[Records contained in a dataset]
┄┄┄┄┄┄┄┄┄┄

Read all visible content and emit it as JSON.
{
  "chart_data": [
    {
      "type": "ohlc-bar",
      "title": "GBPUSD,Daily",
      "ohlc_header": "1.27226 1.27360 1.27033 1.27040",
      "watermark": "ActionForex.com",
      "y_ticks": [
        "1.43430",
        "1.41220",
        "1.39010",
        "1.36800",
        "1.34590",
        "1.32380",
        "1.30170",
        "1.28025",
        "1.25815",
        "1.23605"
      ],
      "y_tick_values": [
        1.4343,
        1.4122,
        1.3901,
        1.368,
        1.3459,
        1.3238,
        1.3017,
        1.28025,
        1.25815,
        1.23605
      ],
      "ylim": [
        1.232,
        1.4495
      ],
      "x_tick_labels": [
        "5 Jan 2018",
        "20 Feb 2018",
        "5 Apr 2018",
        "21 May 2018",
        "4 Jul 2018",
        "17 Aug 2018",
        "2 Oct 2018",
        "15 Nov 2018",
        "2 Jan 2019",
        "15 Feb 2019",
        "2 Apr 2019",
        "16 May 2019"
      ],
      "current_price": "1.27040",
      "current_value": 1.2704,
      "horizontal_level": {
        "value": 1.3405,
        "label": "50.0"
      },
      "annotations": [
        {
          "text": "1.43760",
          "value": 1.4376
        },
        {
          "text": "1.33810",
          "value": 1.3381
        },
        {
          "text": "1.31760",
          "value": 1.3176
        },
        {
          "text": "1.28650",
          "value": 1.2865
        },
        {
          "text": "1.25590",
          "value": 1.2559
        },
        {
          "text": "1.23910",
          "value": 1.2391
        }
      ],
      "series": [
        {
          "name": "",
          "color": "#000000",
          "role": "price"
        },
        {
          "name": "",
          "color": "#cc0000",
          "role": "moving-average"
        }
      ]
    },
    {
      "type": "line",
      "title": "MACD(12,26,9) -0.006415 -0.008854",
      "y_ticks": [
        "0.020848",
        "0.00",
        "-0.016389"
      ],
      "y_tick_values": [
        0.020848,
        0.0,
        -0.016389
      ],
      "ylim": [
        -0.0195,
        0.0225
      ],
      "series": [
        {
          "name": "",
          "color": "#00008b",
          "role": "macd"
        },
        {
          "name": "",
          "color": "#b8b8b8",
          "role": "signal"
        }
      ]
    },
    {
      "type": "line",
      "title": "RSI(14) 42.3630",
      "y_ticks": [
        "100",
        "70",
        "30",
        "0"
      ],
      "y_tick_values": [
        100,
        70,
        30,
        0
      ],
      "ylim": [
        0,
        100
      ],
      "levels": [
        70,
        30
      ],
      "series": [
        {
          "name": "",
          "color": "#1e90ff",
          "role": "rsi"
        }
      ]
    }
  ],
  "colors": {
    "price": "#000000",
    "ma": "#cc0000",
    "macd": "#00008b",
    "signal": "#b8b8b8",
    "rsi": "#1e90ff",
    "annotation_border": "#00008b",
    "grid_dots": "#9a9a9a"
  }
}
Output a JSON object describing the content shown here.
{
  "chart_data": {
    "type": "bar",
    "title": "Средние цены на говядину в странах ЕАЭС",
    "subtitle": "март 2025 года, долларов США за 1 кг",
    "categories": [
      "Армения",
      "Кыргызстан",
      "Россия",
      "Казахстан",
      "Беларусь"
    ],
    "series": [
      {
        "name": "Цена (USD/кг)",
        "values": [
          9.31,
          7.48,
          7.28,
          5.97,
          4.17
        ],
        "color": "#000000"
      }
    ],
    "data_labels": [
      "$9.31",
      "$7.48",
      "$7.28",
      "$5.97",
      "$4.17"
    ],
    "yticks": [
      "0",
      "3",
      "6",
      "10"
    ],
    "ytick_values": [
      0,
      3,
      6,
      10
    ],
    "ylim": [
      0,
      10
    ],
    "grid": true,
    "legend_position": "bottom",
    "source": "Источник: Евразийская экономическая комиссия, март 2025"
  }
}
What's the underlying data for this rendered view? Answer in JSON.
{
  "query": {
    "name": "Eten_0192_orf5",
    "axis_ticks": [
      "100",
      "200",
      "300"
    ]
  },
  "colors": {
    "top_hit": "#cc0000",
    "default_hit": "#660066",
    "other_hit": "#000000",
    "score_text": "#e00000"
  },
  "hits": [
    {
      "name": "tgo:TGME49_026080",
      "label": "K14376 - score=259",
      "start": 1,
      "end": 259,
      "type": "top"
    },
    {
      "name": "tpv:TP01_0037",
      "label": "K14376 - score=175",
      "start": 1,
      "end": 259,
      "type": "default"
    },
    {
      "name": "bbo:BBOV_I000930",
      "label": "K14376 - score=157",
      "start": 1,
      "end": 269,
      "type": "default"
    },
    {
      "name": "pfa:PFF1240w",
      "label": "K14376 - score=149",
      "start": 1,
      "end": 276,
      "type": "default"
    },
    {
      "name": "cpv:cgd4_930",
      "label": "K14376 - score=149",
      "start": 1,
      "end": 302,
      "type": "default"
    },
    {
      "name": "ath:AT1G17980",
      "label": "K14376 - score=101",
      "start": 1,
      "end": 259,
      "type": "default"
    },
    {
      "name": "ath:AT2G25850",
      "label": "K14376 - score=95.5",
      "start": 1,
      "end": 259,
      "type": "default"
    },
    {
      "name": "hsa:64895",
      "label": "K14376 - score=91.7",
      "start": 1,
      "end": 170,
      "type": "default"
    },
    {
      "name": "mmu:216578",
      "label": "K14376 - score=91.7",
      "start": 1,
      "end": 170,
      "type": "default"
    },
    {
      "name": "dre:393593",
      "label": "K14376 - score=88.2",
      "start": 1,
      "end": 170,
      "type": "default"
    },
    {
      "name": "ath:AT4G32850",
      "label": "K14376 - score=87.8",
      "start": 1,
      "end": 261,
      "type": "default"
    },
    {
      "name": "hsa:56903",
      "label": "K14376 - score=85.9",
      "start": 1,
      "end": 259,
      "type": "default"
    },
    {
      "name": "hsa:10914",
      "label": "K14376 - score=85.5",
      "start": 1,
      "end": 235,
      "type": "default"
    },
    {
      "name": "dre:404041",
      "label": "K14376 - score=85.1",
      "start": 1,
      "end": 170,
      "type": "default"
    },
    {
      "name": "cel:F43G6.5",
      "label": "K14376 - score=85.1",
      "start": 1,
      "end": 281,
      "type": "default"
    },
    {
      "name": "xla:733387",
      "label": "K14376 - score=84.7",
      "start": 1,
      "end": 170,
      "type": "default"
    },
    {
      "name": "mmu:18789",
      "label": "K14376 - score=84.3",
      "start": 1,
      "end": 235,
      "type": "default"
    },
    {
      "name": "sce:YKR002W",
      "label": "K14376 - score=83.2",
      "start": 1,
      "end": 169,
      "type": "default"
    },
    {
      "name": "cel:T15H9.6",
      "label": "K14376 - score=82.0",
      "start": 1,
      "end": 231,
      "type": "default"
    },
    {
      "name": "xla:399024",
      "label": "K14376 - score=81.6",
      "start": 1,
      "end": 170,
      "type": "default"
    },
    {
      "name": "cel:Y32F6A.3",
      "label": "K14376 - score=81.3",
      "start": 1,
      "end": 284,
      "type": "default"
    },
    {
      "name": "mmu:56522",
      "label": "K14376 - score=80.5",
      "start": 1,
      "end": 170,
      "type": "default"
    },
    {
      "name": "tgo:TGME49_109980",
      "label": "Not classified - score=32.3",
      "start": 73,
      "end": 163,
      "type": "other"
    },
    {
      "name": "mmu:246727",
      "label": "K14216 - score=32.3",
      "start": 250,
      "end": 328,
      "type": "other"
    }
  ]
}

┄┄┄┄┄┄┄┄┄┄

• [TASK DESCRIPTION]
Repeat all the records. Match each line exactly.

• [REPLY]
Read all visible content and emit it as JSON.
{
  "chart_data": [
    {
      "type": "ohlc-bar",
      "title": "GBPUSD,Daily",
      "ohlc_header": "1.27226 1.27360 1.27033 1.27040",
      "watermark": "ActionForex.com",
      "y_ticks": [
        "1.43430",
        "1.41220",
        "1.39010",
        "1.36800",
        "1.34590",
        "1.32380",
        "1.30170",
        "1.28025",
        "1.25815",
        "1.23605"
      ],
      "y_tick_values": [
        1.4343,
        1.4122,
        1.3901,
        1.368,
        1.3459,
        1.3238,
        1.3017,
        1.28025,
        1.25815,
        1.23605
      ],
      "ylim": [
        1.232,
        1.4495
      ],
      "x_tick_labels": [
        "5 Jan 2018",
        "20 Feb 2018",
        "5 Apr 2018",
        "21 May 2018",
        "4 Jul 2018",
        "17 Aug 2018",
        "2 Oct 2018",
        "15 Nov 2018",
        "2 Jan 2019",
        "15 Feb 2019",
        "2 Apr 2019",
        "16 May 2019"
      ],
      "current_price": "1.27040",
      "current_value": 1.2704,
      "horizontal_level": {
        "value": 1.3405,
        "label": "50.0"
      },
      "annotations": [
        {
          "text": "1.43760",
          "value": 1.4376
        },
        {
          "text": "1.33810",
          "value": 1.3381
        },
        {
          "text": "1.31760",
          "value": 1.3176
        },
        {
          "text": "1.28650",
          "value": 1.2865
        },
        {
          "text": "1.25590",
          "value": 1.2559
        },
        {
          "text": "1.23910",
          "value": 1.2391
        }
      ],
      "series": [
        {
          "name": "",
          "color": "#000000",
          "role": "price"
        },
        {
          "name": "",
          "color": "#cc0000",
          "role": "moving-average"
        }
      ]
    },
    {
      "type": "line",
      "title": "MACD(12,26,9) -0.006415 -0.008854",
      "y_ticks": [
        "0.020848",
        "0.00",
        "-0.016389"
      ],
      "y_tick_values": [
        0.020848,
        0.0,
        -0.016389
      ],
      "ylim": [
        -0.0195,
        0.0225
      ],
      "series": [
        {
          "name": "",
          "color": "#00008b",
          "role": "macd"
        },
        {
          "name": "",
          "color": "#b8b8b8",
          "role": "signal"
        }
      ]
    },
    {
      "type": "line",
      "title": "RSI(14) 42.3630",
      "y_ticks": [
        "100",
        "70",
        "30",
        "0"
      ],
      "y_tick_values": [
        100,
        70,
        30,
        0
      ],
      "ylim": [
        0,
        100
      ],
      "levels": [
        70,
        30
      ],
      "series": [
        {
          "name": "",
          "color": "#1e90ff",
          "role": "rsi"
        }
      ]
    }
  ],
  "colors": {
    "price": "#000000",
    "ma": "#cc0000",
    "macd": "#00008b",
    "signal": "#b8b8b8",
    "rsi": "#1e90ff",
    "annotation_border": "#00008b",
    "grid_dots": "#9a9a9a"
  }
}
Output a JSON object describing the content shown here.
{
  "chart_data": {
    "type": "bar",
    "title": "Средние цены на говядину в странах ЕАЭС",
    "subtitle": "март 2025 года, долларов США за 1 кг",
    "categories": [
      "Армения",
      "Кыргызстан",
      "Россия",
      "Казахстан",
      "Беларусь"
    ],
    "series": [
      {
        "name": "Цена (USD/кг)",
        "values": [
          9.31,
          7.48,
          7.28,
          5.97,
          4.17
        ],
        "color": "#000000"
      }
    ],
    "data_labels": [
      "$9.31",
      "$7.48",
      "$7.28",
      "$5.97",
      "$4.17"
    ],
    "yticks": [
      "0",
      "3",
      "6",
      "10"
    ],
    "ytick_values": [
      0,
      3,
      6,
      10
    ],
    "ylim": [
      0,
      10
    ],
    "grid": true,
    "legend_position": "bottom",
    "source": "Источник: Евразийская экономическая комиссия, март 2025"
  }
}
What's the underlying data for this rendered view? Answer in JSON.
{
  "query": {
    "name": "Eten_0192_orf5",
    "axis_ticks": [
      "100",
      "200",
      "300"
    ]
  },
  "colors": {
    "top_hit": "#cc0000",
    "default_hit": "#660066",
    "other_hit": "#000000",
    "score_text": "#e00000"
  },
  "hits": [
    {
      "name": "tgo:TGME49_026080",
      "label": "K14376 - score=259",
      "start": 1,
      "end": 259,
      "type": "top"
    },
    {
      "name": "tpv:TP01_0037",
      "label": "K14376 - score=175",
      "start": 1,
      "end": 259,
      "type": "default"
    },
    {
      "name": "bbo:BBOV_I000930",
      "label": "K14376 - score=157",
      "start": 1,
      "end": 269,
      "type": "default"
    },
    {
      "name": "pfa:PFF1240w",
      "label": "K14376 - score=149",
      "start": 1,
      "end": 276,
      "type": "default"
    },
    {
      "name": "cpv:cgd4_930",
      "label": "K14376 - score=149",
      "start": 1,
      "end": 302,
      "type": "default"
    },
    {
      "name": "ath:AT1G17980",
      "label": "K14376 - score=101",
      "start": 1,
      "end": 259,
      "type": "default"
    },
    {
      "name": "ath:AT2G25850",
      "label": "K14376 - score=95.5",
      "start": 1,
      "end": 259,
      "type": "default"
    },
    {
      "name": "hsa:64895",
      "label": "K14376 - score=91.7",
      "start": 1,
      "end": 170,
      "type": "default"
    },
    {
      "name": "mmu:216578",
      "label": "K14376 - score=91.7",
      "start": 1,
      "end": 170,
      "type": "default"
    },
    {
      "name": "dre:393593",
      "label": "K14376 - score=88.2",
      "start": 1,
      "end": 170,
      "type": "default"
    },
    {
      "name": "ath:AT4G32850",
      "label": "K14376 - score=87.8",
      "start": 1,
      "end": 261,
      "type": "default"
    },
    {
      "name": "hsa:56903",
      "label": "K14376 - score=85.9",
      "start": 1,
      "end": 259,
      "type": "default"
    },
    {
      "name": "hsa:10914",
      "label": "K14376 - score=85.5",
      "start": 1,
      "end": 235,
      "type": "default"
    },
    {
      "name": "dre:404041",
      "label": "K14376 - score=85.1",
      "start": 1,
      "end": 170,
      "type": "default"
    },
    {
      "name": "cel:F43G6.5",
      "label": "K14376 - score=85.1",
      "start": 1,
      "end": 281,
      "type": "default"
    },
    {
      "name": "xla:733387",
      "label": "K14376 - score=84.7",
      "start": 1,
      "end": 170,
      "type": "default"
    },
    {
      "name": "mmu:18789",
      "label": "K14376 - score=84.3",
      "start": 1,
      "end": 235,
      "type": "default"
    },
    {
      "name": "sce:YKR002W",
      "label": "K14376 - score=83.2",
      "start": 1,
      "end": 169,
      "type": "default"
    },
    {
      "name": "cel:T15H9.6",
      "label": "K14376 - score=82.0",
      "start": 1,
      "end": 231,
      "type": "default"
    },
    {
      "name": "xla:399024",
      "label": "K14376 - score=81.6",
      "start": 1,
      "end": 170,
      "type": "default"
    },
    {
      "name": "cel:Y32F6A.3",
      "label": "K14376 - score=81.3",
      "start": 1,
      "end": 284,
      "type": "default"
    },
    {
      "name": "mmu:56522",
      "label": "K14376 - score=80.5",
      "start": 1,
      "end": 170,
      "type": "default"
    },
    {
      "name": "tgo:TGME49_109980",
      "label": "Not classified - score=32.3",
      "start": 73,
      "end": 163,
      "type": "other"
    },
    {
      "name": "mmu:246727",
      "label": "K14216 - score=32.3",
      "start": 250,
      "end": 328,
      "type": "other"
    }
  ]
}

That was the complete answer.